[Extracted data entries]
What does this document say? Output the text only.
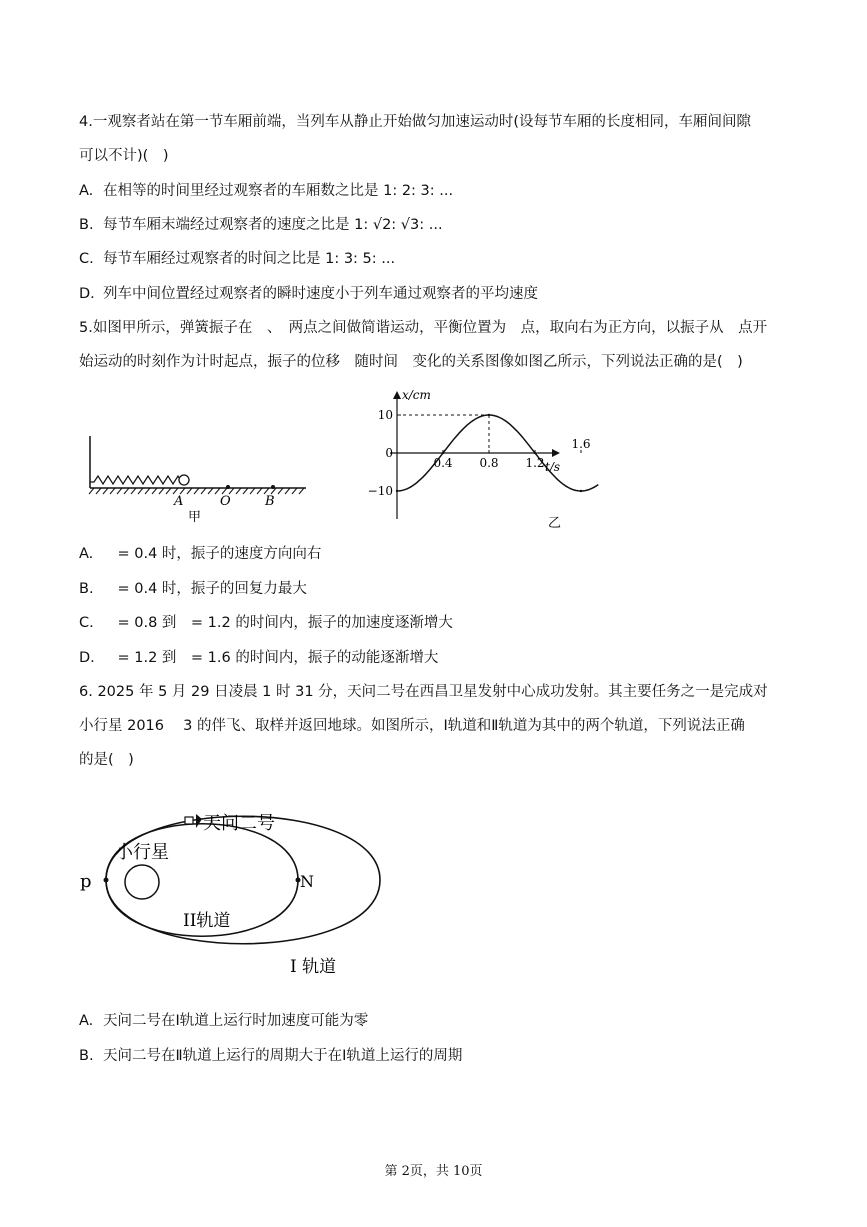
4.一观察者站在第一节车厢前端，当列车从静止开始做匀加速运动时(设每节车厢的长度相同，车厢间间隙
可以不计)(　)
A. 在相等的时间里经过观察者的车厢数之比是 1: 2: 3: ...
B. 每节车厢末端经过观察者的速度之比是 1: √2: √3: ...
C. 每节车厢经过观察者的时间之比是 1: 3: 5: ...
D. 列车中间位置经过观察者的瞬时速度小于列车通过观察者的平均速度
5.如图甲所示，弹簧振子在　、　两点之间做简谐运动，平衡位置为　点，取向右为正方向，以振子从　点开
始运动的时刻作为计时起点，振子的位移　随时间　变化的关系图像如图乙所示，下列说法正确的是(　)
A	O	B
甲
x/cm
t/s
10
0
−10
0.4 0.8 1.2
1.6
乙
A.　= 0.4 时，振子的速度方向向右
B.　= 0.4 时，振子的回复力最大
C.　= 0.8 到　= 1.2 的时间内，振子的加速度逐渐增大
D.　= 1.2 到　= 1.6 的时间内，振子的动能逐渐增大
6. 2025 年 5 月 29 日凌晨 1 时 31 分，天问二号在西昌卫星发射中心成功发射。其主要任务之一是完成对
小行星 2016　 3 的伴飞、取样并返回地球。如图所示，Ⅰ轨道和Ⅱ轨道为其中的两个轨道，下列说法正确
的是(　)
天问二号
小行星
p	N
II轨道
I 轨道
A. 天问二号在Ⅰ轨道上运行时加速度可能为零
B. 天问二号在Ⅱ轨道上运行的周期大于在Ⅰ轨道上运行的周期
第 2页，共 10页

- _STATED GOAL_
Find the lines containing "的时间内" and list every one of them.

- _PROBLEM SOLUTION_
C.　= 0.8 到　= 1.2 的时间内，振子的加速度逐渐增大
D.　= 1.2 到　= 1.6 的时间内，振子的动能逐渐增大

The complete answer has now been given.